SUPPLIED TEXT:
Don't worry - it's just the same as with file descriptors or most other resources. If you're declaring them inline in a stack, something is wrong. Usually there should be exactly one place in the codebase where you're creating / accepting sockets, and one place where you're closing them. There's really nothing to worry about. There's so much C++ RAII zealotry and resource leaking FUD in the wild, but with a systematic appraoch there's little that can go wrong, plus the code will be so much better structured for out.
Using sockets in a synchronous fashion is one way to block for an indefinite period of time. Once a TCP connection is established, there are failure modes where nothing will notify you that the connection has been lost until you try to write(), and even then after minutes in the worst case. Using sockets without timeouts is nuts. The BSD sockets API doesn't give you timeouts.
>I wasted several months with the wrong approaches on Windows first. I used WinSock2 with IOCP (asynchronous completion ports)
If you'd used Boost ASIO you'd have gotten Windows IOCP under the covers for free.
I honestly don't see an argument here. Defaulting to these low level primitive APIs is an act of hubris. Boost has HTTP, TLS and Websockets as well, all under the same async I/o model. Even HTTP/2 is available under asio via nghttp2
you need to either read() or write() on a connection to be informed that the connection was terminated or half-closed. My server application works perfectly, it reacts immediately to any state change. Did not require any special code, just monitor the read and write ends, which is what one does anyway. (Yep, this is API specific behaviour of course, but it's the only sane approach IMO, since the termination event must be sent in a synchronization with the actual channel interaction).

WHAT NEEDS TO BE DONE: Name every network protocol that the discussion about sockets mentions.

RECORDED INFORMATION:
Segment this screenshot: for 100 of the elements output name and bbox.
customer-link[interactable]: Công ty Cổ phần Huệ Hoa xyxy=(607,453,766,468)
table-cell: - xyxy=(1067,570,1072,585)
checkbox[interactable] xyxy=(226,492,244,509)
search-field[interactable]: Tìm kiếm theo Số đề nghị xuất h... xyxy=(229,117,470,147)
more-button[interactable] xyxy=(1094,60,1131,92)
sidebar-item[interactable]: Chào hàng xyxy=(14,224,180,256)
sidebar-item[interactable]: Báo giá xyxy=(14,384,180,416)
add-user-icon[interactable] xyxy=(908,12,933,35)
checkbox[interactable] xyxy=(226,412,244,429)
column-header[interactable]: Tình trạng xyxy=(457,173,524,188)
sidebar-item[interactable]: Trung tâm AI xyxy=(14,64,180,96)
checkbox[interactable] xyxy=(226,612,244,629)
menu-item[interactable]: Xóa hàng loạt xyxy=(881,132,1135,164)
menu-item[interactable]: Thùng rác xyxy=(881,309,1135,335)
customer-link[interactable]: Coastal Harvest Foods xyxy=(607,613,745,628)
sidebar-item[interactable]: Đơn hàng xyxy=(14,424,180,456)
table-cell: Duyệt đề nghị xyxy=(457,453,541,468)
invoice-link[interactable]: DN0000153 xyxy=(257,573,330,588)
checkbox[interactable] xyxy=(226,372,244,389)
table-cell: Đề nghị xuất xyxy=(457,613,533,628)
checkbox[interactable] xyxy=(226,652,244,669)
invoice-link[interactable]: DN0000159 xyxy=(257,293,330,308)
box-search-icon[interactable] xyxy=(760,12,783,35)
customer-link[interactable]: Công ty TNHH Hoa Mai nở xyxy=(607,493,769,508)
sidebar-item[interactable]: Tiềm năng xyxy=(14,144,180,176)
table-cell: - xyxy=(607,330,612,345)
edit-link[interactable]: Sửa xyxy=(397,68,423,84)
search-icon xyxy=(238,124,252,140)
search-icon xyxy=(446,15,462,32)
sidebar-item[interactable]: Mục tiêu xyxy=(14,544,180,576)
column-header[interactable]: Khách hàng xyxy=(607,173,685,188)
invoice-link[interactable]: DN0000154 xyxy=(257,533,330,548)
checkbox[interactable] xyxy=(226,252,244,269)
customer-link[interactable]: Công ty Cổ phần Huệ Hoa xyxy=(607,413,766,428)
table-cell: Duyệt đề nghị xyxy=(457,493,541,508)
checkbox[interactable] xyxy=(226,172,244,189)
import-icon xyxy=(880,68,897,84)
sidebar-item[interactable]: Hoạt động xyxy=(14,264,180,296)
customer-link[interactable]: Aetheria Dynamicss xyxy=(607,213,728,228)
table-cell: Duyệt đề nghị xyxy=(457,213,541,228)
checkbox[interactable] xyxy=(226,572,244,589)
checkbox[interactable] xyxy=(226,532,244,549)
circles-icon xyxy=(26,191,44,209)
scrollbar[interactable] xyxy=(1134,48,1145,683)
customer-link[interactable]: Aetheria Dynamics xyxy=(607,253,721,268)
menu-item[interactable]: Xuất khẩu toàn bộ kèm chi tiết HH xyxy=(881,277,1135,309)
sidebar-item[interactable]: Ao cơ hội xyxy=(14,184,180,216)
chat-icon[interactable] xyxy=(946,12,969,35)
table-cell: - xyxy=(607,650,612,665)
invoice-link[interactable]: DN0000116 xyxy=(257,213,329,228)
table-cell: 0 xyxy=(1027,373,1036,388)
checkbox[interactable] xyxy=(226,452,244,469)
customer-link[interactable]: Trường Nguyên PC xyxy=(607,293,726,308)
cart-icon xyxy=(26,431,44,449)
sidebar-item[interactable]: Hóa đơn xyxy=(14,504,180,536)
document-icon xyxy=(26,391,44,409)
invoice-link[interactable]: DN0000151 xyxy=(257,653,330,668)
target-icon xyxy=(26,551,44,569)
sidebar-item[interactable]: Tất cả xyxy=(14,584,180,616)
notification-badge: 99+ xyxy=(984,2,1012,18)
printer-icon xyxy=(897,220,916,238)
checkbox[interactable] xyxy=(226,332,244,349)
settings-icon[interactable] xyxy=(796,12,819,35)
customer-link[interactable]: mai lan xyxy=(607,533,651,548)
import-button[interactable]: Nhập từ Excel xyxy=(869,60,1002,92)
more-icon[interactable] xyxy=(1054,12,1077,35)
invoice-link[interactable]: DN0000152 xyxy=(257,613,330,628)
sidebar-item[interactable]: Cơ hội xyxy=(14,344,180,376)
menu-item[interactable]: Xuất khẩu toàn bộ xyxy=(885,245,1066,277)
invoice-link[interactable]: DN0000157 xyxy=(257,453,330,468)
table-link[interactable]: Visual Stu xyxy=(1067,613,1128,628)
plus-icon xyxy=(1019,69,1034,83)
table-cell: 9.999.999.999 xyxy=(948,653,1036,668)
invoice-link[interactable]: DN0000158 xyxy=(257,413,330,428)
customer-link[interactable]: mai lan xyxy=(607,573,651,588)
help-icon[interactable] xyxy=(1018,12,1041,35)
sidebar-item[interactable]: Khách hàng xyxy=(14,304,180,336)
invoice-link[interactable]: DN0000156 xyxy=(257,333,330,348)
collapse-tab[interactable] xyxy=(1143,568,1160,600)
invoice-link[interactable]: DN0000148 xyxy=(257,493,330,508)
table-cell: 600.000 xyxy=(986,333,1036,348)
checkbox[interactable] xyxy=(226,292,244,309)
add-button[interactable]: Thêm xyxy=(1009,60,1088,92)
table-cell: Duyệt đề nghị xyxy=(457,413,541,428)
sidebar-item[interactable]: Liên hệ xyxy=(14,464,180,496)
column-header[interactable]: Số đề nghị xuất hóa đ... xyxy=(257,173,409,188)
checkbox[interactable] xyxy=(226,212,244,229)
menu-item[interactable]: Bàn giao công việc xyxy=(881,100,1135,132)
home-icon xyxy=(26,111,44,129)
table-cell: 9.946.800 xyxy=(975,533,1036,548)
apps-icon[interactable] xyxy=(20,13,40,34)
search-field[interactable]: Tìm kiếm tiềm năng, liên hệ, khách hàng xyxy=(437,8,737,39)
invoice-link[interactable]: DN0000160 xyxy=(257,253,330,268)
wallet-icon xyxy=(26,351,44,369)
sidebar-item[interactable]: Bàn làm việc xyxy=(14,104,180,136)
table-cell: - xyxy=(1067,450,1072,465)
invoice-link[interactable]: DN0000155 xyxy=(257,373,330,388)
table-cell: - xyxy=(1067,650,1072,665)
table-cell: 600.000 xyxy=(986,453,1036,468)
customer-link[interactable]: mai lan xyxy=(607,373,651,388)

ANSWER FOR THIS EXERCISE: TCP, HTTP, TLS, Websockets, HTTP/2